:: WHAT IS EXPECTED ::
Each record should be written out exactly as it stands.

:: PROVIDED DATA ::

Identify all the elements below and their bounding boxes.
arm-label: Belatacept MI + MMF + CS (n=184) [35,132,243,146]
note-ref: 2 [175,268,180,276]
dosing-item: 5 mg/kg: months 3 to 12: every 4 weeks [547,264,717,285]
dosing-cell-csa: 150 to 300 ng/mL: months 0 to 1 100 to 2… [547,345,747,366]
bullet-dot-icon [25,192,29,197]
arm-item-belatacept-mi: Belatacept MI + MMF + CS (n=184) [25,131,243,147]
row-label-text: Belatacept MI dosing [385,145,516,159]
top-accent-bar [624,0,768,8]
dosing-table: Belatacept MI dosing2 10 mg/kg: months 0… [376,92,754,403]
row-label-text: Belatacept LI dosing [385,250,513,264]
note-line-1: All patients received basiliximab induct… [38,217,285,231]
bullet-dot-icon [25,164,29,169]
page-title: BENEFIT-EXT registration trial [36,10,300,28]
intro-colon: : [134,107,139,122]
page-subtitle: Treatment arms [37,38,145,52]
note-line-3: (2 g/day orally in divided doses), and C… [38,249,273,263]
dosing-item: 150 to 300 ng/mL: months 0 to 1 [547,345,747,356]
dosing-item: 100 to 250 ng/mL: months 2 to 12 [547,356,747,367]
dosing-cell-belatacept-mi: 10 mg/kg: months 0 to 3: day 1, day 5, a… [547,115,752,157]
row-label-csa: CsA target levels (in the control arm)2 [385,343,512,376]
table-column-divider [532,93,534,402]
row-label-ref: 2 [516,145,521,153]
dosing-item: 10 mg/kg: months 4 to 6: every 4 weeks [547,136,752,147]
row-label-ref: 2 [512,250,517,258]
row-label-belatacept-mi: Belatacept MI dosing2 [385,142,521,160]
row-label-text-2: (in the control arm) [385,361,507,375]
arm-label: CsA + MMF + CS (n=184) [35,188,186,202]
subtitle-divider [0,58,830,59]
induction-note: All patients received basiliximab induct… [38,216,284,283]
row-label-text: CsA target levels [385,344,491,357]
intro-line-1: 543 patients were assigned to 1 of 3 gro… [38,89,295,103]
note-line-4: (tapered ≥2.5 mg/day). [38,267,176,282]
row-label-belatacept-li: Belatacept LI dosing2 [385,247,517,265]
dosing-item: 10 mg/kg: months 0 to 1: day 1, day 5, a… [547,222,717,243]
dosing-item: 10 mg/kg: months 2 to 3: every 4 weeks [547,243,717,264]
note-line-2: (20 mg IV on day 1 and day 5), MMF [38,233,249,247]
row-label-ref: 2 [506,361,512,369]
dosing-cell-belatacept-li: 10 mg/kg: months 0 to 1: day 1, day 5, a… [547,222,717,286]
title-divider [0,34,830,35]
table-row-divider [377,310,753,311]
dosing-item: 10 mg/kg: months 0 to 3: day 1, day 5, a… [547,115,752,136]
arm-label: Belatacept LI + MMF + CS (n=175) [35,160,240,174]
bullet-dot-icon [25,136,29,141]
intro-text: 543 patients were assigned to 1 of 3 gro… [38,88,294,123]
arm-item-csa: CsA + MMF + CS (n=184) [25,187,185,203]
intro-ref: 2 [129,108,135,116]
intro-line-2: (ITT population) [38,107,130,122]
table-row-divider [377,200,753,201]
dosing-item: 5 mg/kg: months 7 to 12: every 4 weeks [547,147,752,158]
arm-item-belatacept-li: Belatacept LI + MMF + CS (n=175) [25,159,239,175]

:: OUTPUT BELOW ::
Identify all the elements below and their bounding boxes.
arm-label: Belatacept MI + MMF + CS (n=184) [35,132,243,146]
note-ref: 2 [175,268,180,276]
dosing-item: 5 mg/kg: months 3 to 12: every 4 weeks [547,264,717,285]
dosing-cell-csa: 150 to 300 ng/mL: months 0 to 1 100 to 2… [547,345,747,366]
bullet-dot-icon [25,192,29,197]
arm-item-belatacept-mi: Belatacept MI + MMF + CS (n=184) [25,131,243,147]
row-label-text: Belatacept MI dosing [385,145,516,159]
top-accent-bar [624,0,768,8]
dosing-table: Belatacept MI dosing2 10 mg/kg: months 0… [376,92,754,403]
row-label-text: Belatacept LI dosing [385,250,513,264]
note-line-1: All patients received basiliximab induct… [38,217,285,231]
bullet-dot-icon [25,164,29,169]
page-title: BENEFIT-EXT registration trial [36,10,300,28]
intro-colon: : [134,107,139,122]
page-subtitle: Treatment arms [37,38,145,52]
note-line-3: (2 g/day orally in divided doses), and C… [38,249,273,263]
dosing-item: 150 to 300 ng/mL: months 0 to 1 [547,345,747,356]
dosing-item: 100 to 250 ng/mL: months 2 to 12 [547,356,747,367]
dosing-cell-belatacept-mi: 10 mg/kg: months 0 to 3: day 1, day 5, a… [547,115,752,157]
row-label-csa: CsA target levels (in the control arm)2 [385,343,512,376]
table-column-divider [532,93,534,402]
row-label-ref: 2 [516,145,521,153]
dosing-item: 10 mg/kg: months 4 to 6: every 4 weeks [547,136,752,147]
row-label-ref: 2 [512,250,517,258]
row-label-belatacept-mi: Belatacept MI dosing2 [385,142,521,160]
row-label-text-2: (in the control arm) [385,361,507,375]
arm-label: CsA + MMF + CS (n=184) [35,188,186,202]
subtitle-divider [0,58,830,59]
induction-note: All patients received basiliximab induct… [38,216,284,283]
row-label-text: CsA target levels [385,344,491,357]
intro-line-1: 543 patients were assigned to 1 of 3 gro… [38,89,295,103]
note-line-4: (tapered ≥2.5 mg/day). [38,267,176,282]
row-label-belatacept-li: Belatacept LI dosing2 [385,247,517,265]
dosing-item: 10 mg/kg: months 0 to 1: day 1, day 5, a… [547,222,717,243]
dosing-item: 10 mg/kg: months 2 to 3: every 4 weeks [547,243,717,264]
note-line-2: (20 mg IV on day 1 and day 5), MMF [38,233,249,247]
row-label-ref: 2 [506,361,512,369]
dosing-cell-belatacept-li: 10 mg/kg: months 0 to 1: day 1, day 5, a… [547,222,717,286]
title-divider [0,34,830,35]
table-row-divider [377,310,753,311]
dosing-item: 10 mg/kg: months 0 to 3: day 1, day 5, a… [547,115,752,136]
arm-label: Belatacept LI + MMF + CS (n=175) [35,160,240,174]
bullet-dot-icon [25,136,29,141]
intro-text: 543 patients were assigned to 1 of 3 gro… [38,88,294,123]
arm-item-csa: CsA + MMF + CS (n=184) [25,187,185,203]
intro-ref: 2 [129,108,135,116]
intro-line-2: (ITT population) [38,107,130,122]
table-row-divider [377,200,753,201]
dosing-item: 5 mg/kg: months 7 to 12: every 4 weeks [547,147,752,158]
arm-item-belatacept-li: Belatacept LI + MMF + CS (n=175) [25,159,239,175]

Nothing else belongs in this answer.